GOAL:
Extract every line where the string "Investimenti" appears.

>> Begin

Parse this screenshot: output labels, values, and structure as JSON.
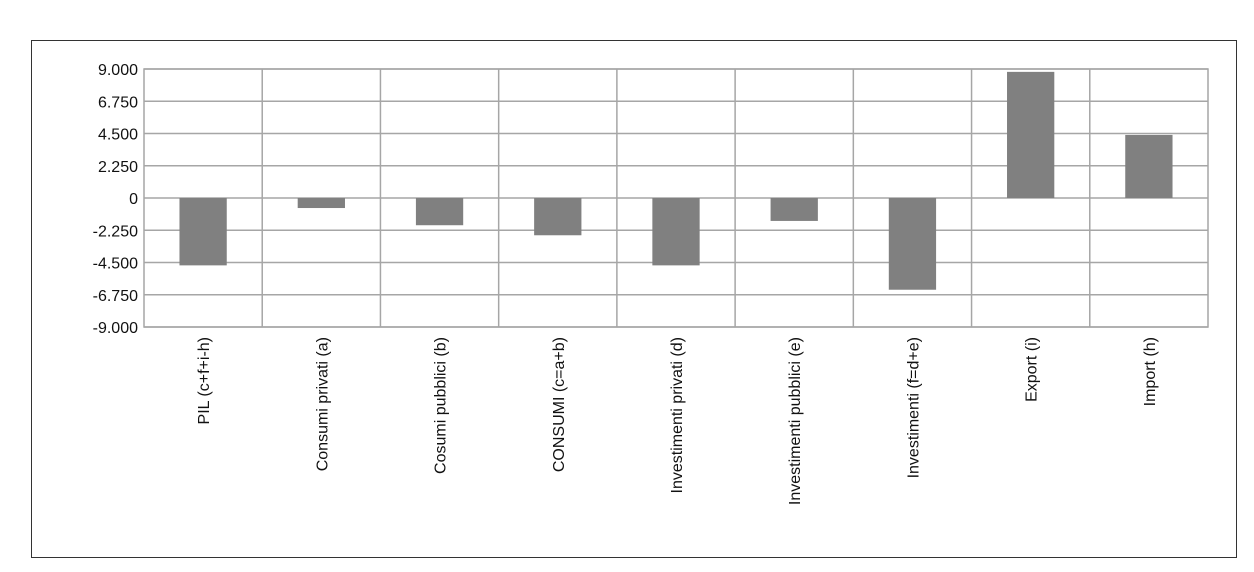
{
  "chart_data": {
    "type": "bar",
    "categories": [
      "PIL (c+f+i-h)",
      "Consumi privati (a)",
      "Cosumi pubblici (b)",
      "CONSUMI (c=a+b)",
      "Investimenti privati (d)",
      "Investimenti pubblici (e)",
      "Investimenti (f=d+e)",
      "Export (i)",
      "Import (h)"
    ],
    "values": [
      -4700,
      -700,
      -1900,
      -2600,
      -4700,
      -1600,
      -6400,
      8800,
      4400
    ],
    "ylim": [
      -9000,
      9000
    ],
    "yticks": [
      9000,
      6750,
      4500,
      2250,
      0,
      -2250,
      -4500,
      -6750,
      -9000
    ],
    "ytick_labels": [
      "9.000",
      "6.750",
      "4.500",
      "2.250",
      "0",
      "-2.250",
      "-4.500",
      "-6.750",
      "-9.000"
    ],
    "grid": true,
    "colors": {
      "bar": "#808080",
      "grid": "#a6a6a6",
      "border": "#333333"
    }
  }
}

>> End
>> Begin

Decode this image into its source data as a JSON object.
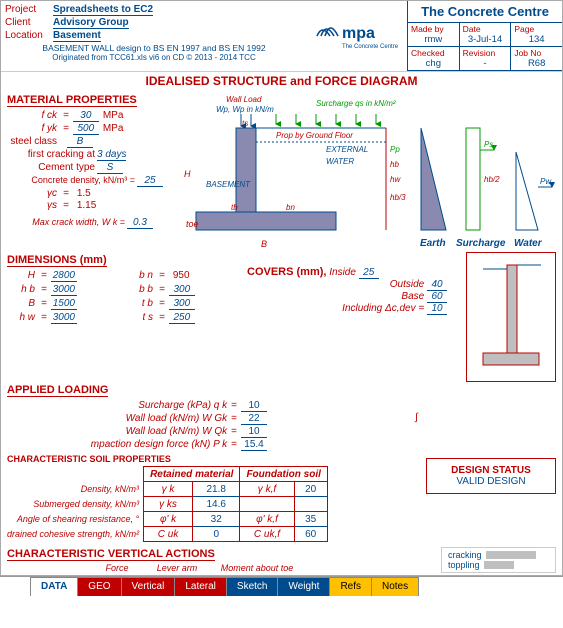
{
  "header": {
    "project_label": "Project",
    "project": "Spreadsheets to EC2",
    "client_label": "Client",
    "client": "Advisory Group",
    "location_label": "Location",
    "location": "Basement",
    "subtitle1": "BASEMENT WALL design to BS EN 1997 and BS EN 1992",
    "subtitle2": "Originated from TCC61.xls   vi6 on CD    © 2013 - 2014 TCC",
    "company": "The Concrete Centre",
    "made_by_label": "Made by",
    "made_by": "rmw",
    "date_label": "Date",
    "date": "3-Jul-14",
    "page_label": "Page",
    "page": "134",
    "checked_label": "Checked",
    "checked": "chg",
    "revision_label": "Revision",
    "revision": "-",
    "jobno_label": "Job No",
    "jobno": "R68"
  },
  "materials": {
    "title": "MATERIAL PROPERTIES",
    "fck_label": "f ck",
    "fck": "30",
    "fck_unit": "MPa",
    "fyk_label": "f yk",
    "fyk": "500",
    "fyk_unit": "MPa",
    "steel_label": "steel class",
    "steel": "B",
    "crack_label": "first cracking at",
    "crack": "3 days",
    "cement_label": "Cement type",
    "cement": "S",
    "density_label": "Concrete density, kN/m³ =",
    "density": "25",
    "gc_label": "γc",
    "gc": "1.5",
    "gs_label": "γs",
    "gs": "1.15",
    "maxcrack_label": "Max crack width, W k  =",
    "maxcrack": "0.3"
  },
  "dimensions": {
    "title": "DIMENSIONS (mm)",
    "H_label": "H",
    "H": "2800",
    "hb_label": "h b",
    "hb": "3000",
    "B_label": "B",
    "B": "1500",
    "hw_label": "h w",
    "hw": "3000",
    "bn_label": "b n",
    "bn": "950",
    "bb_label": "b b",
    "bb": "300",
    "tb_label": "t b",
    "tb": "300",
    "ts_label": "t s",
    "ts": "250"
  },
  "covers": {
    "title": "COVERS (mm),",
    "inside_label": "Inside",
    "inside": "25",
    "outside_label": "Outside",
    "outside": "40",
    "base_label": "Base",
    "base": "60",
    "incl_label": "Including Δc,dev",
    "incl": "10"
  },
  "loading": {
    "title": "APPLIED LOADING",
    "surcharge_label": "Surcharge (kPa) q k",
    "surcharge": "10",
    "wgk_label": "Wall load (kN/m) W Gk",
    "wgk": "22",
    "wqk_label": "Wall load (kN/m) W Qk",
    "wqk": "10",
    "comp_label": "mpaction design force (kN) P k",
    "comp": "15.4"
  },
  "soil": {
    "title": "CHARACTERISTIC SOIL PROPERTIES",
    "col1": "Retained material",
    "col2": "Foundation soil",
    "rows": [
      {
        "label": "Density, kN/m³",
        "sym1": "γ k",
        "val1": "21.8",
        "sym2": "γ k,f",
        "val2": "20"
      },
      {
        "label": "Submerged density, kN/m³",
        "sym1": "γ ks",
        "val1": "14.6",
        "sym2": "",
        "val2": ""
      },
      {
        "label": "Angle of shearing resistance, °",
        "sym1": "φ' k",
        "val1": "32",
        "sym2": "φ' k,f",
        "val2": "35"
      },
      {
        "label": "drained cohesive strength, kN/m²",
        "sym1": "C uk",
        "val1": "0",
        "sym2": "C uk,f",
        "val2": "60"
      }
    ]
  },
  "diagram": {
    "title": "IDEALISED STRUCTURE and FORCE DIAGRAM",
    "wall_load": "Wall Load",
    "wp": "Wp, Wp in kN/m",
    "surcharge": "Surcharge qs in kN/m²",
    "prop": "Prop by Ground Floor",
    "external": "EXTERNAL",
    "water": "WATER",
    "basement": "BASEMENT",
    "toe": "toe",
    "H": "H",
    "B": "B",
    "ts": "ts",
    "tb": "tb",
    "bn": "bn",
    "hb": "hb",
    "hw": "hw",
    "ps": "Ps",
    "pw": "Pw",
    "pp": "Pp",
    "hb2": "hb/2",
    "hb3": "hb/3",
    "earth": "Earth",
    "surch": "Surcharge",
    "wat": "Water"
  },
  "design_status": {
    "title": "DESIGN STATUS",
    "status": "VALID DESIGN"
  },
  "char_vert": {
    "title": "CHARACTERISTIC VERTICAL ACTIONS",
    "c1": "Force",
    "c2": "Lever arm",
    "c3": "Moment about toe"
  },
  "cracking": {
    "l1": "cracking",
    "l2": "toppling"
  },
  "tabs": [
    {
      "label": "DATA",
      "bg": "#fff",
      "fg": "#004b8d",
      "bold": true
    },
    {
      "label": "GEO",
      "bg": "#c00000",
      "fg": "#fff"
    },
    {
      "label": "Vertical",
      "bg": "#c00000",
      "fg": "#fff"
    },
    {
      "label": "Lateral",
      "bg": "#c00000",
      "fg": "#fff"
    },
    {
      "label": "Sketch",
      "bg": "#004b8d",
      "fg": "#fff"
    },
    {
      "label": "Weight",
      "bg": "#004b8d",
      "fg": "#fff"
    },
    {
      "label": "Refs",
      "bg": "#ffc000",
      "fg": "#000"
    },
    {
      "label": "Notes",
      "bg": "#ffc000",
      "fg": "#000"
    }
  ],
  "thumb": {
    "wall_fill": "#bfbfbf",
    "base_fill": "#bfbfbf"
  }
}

>> End

RESPONSE:
      "Investimenti privati (d)",
      "Investimenti pubblici (e)",
      "Investimenti (f=d+e)",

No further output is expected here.